● **Task material**:

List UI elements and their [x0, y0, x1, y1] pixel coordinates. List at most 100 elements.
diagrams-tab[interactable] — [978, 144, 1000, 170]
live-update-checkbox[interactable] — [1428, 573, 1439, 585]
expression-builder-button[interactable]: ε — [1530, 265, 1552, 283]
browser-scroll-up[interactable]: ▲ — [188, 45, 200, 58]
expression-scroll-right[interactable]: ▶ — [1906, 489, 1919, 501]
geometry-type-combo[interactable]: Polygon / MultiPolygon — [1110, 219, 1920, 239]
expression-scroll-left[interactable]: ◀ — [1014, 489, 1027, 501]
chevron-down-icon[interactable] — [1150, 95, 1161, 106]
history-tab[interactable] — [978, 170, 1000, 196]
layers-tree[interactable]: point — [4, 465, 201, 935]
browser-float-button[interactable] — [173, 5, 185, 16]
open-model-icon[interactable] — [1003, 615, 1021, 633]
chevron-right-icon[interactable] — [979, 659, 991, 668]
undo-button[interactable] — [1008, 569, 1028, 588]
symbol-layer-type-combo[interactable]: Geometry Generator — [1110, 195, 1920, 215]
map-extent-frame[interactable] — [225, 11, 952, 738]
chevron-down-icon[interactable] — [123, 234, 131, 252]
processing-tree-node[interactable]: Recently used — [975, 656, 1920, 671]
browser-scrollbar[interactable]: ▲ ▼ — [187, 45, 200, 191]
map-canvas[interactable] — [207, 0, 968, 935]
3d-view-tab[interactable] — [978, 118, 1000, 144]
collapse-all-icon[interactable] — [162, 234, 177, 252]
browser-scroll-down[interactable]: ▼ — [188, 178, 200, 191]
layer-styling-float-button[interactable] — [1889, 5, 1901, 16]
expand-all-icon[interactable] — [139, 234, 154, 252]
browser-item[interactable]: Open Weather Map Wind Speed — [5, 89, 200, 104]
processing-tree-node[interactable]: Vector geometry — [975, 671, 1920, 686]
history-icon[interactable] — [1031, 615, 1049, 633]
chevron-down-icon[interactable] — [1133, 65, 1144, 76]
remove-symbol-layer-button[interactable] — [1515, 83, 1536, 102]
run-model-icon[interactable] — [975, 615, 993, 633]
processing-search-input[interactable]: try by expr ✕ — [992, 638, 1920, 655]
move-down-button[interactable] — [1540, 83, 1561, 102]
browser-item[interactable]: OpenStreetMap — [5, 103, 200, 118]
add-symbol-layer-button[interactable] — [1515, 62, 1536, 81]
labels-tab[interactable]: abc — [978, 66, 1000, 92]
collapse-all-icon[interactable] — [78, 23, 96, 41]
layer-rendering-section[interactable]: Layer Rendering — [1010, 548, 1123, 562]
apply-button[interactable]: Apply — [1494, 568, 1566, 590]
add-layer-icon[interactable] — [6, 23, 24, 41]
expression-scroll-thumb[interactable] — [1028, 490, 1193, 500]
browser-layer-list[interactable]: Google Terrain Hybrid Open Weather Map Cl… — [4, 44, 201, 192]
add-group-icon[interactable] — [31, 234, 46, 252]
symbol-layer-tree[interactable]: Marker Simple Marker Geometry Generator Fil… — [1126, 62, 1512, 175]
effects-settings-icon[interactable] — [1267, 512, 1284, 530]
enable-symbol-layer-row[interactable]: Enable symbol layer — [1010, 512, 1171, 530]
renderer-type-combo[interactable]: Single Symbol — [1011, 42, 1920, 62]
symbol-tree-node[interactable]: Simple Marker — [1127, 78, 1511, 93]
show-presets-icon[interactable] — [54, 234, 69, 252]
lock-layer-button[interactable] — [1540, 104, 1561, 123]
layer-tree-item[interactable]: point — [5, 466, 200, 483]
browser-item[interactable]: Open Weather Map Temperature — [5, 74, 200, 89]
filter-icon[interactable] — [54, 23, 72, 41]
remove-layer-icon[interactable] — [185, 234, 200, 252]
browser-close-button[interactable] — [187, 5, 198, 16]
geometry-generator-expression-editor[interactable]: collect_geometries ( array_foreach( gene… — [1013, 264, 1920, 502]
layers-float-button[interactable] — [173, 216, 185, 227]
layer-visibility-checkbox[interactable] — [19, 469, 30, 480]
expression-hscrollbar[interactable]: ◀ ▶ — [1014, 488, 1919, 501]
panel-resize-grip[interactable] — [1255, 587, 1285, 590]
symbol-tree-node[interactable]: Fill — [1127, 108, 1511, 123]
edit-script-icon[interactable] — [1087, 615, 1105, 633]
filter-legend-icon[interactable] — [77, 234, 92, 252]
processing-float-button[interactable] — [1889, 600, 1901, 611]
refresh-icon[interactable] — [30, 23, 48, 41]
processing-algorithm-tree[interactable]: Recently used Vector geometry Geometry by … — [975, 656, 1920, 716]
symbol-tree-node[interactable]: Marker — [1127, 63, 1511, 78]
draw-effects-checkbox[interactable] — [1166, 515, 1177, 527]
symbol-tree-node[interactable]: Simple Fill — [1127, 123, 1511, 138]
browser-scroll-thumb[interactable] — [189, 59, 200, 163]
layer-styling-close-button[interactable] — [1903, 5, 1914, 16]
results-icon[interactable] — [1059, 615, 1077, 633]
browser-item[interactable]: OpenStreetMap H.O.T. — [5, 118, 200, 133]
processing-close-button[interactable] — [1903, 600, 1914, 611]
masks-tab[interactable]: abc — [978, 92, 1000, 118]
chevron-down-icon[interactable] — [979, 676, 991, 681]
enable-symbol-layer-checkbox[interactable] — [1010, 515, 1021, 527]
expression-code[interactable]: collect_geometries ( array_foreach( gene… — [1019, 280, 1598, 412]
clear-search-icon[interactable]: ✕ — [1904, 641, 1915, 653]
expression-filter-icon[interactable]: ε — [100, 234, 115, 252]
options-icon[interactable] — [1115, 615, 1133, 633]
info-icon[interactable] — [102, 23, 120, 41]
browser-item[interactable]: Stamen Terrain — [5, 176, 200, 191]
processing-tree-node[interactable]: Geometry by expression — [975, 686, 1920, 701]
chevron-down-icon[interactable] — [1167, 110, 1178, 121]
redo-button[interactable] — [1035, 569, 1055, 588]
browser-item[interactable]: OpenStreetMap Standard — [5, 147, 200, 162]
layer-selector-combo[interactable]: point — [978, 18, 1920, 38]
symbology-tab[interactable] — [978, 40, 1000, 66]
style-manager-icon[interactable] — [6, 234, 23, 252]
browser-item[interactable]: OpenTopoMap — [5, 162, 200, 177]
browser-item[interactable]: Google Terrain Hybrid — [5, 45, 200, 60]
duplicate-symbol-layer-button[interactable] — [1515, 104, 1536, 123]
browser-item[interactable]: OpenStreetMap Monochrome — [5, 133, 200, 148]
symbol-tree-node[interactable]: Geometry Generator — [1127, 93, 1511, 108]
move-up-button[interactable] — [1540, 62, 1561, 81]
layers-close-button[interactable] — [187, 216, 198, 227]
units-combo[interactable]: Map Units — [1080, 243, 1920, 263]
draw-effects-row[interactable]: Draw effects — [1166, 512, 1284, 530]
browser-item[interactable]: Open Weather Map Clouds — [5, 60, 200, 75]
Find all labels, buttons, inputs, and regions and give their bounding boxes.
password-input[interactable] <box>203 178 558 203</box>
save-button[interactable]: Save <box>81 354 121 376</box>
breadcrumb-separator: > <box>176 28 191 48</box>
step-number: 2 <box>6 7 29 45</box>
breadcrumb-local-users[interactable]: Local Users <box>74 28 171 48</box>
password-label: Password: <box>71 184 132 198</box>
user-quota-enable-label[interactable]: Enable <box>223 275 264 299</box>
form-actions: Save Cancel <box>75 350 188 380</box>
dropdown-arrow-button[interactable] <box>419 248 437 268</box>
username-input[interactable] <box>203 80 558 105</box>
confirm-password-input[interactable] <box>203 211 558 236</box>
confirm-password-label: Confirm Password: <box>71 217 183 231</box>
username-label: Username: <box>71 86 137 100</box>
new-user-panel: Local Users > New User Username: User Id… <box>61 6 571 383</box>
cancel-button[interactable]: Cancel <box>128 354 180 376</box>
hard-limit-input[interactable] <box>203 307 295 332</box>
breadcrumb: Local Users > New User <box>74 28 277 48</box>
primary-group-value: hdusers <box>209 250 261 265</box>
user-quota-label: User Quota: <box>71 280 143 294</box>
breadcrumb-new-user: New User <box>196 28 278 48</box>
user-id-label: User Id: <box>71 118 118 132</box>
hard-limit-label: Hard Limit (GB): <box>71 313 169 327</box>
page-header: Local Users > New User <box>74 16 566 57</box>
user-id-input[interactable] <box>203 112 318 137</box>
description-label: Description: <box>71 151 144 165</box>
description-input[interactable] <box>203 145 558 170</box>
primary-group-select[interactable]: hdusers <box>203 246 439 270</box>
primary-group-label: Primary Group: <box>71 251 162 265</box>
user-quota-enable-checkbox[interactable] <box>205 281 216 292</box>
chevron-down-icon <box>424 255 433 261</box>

● **Work required**:
Copy the material word for word, starting at its first line and ending at the line that contains "expression-scroll-left[interactable]: ◀ —". Include both of those lines.

● **Result below**:
List UI elements and their [x0, y0, x1, y1] pixel coordinates. List at most 100 elements.
diagrams-tab[interactable] — [978, 144, 1000, 170]
live-update-checkbox[interactable] — [1428, 573, 1439, 585]
expression-builder-button[interactable]: ε — [1530, 265, 1552, 283]
browser-scroll-up[interactable]: ▲ — [188, 45, 200, 58]
expression-scroll-right[interactable]: ▶ — [1906, 489, 1919, 501]
geometry-type-combo[interactable]: Polygon / MultiPolygon — [1110, 219, 1920, 239]
expression-scroll-left[interactable]: ◀ — [1014, 489, 1027, 501]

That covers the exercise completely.